The exercise ->
Do not carry the pictures over; copy every other part of the entries exactly.

[START Extracted records]

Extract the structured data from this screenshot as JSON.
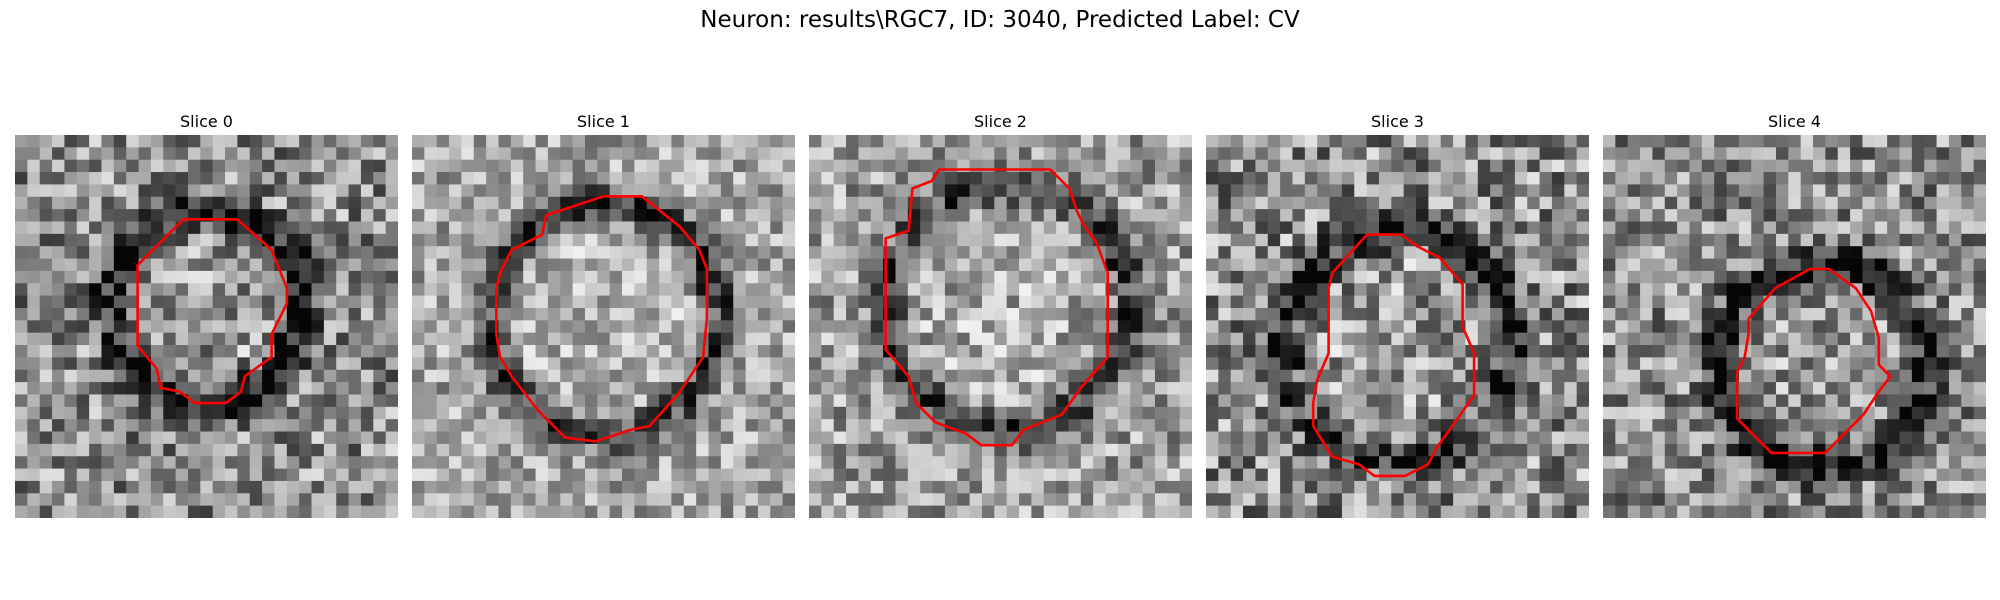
{
  "figure": {
    "title": "Neuron: results\\RGC7, ID: 3040, Predicted Label: CV",
    "contour_color": "#ff0000"
  },
  "panels": [
    {
      "title": "Slice 0"
    },
    {
      "title": "Slice 1"
    },
    {
      "title": "Slice 2"
    },
    {
      "title": "Slice 3"
    },
    {
      "title": "Slice 4"
    }
  ]
}
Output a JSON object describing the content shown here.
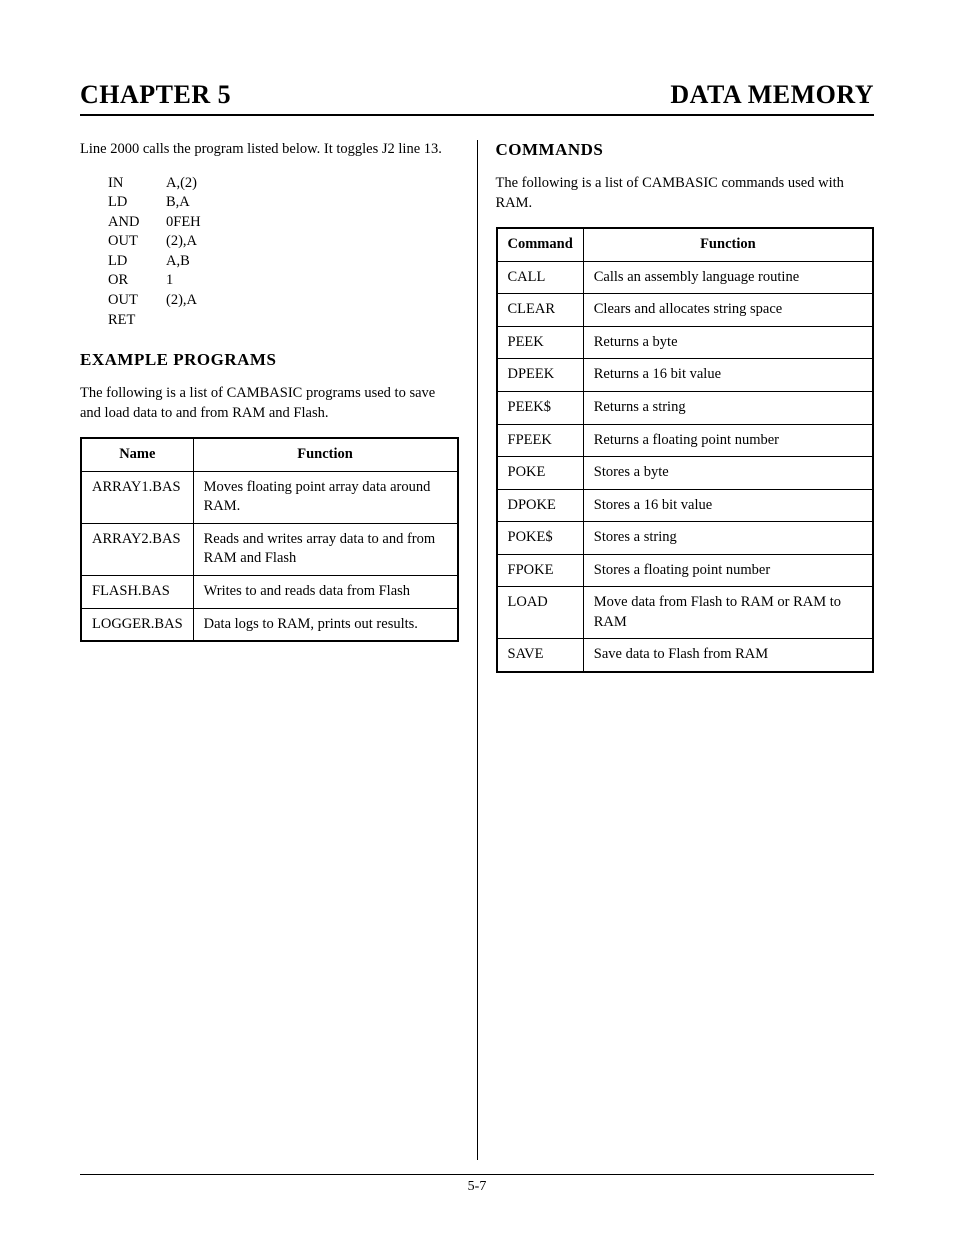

[END Extracted records]

Full response ->
Extract the structured data from this screenshot as JSON.
{
  "figure": {
    "title": "Neuron: results\\RGC7, ID: 3040, Predicted Label: CV",
    "contour_color": "#ff0000"
  },
  "panels": [
    {
      "title": "Slice 0"
    },
    {
      "title": "Slice 1"
    },
    {
      "title": "Slice 2"
    },
    {
      "title": "Slice 3"
    },
    {
      "title": "Slice 4"
    }
  ]
}
Output a JSON object describing the content shown here.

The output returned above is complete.